The task: Copy out each line that has "проверок" in it.

Exercise input:

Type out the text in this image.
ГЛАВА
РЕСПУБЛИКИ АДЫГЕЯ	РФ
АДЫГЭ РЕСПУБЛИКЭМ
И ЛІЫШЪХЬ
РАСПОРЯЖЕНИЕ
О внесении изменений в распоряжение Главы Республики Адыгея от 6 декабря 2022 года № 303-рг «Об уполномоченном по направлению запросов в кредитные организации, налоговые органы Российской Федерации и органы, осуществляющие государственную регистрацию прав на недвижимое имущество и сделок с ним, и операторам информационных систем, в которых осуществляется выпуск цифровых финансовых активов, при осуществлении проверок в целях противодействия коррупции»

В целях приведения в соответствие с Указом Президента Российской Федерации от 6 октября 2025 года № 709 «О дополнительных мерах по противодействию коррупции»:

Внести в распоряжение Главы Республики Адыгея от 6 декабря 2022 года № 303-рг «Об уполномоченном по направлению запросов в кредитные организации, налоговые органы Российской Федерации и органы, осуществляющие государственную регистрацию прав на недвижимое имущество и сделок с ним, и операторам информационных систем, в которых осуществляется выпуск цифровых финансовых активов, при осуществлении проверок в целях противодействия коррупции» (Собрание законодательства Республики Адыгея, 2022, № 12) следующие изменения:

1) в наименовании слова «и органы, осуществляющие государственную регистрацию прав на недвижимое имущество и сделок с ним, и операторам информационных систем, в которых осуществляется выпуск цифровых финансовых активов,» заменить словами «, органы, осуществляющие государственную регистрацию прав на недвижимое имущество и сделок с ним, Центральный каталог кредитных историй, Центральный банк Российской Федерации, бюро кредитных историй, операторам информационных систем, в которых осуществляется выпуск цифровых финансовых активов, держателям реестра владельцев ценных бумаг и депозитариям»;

Complete answer:
О внесении изменений в распоряжение Главы Республики Адыгея от 6 декабря 2022 года № 303-рг «Об уполномоченном по направлению запросов в кредитные организации, налоговые органы Российской Федерации и органы, осуществляющие государственную регистрацию прав на недвижимое имущество и сделок с ним, и операторам информационных систем, в которых осуществляется выпуск цифровых финансовых активов, при осуществлении проверок в целях противодействия коррупции»
Внести в распоряжение Главы Республики Адыгея от 6 декабря 2022 года № 303-рг «Об уполномоченном по направлению запросов в кредитные организации, налоговые органы Российской Федерации и органы, осуществляющие государственную регистрацию прав на недвижимое имущество и сделок с ним, и операторам информационных систем, в которых осуществляется выпуск цифровых финансовых активов, при осуществлении проверок в целях противодействия коррупции» (Собрание законодательства Республики Адыгея, 2022, № 12) следующие изменения:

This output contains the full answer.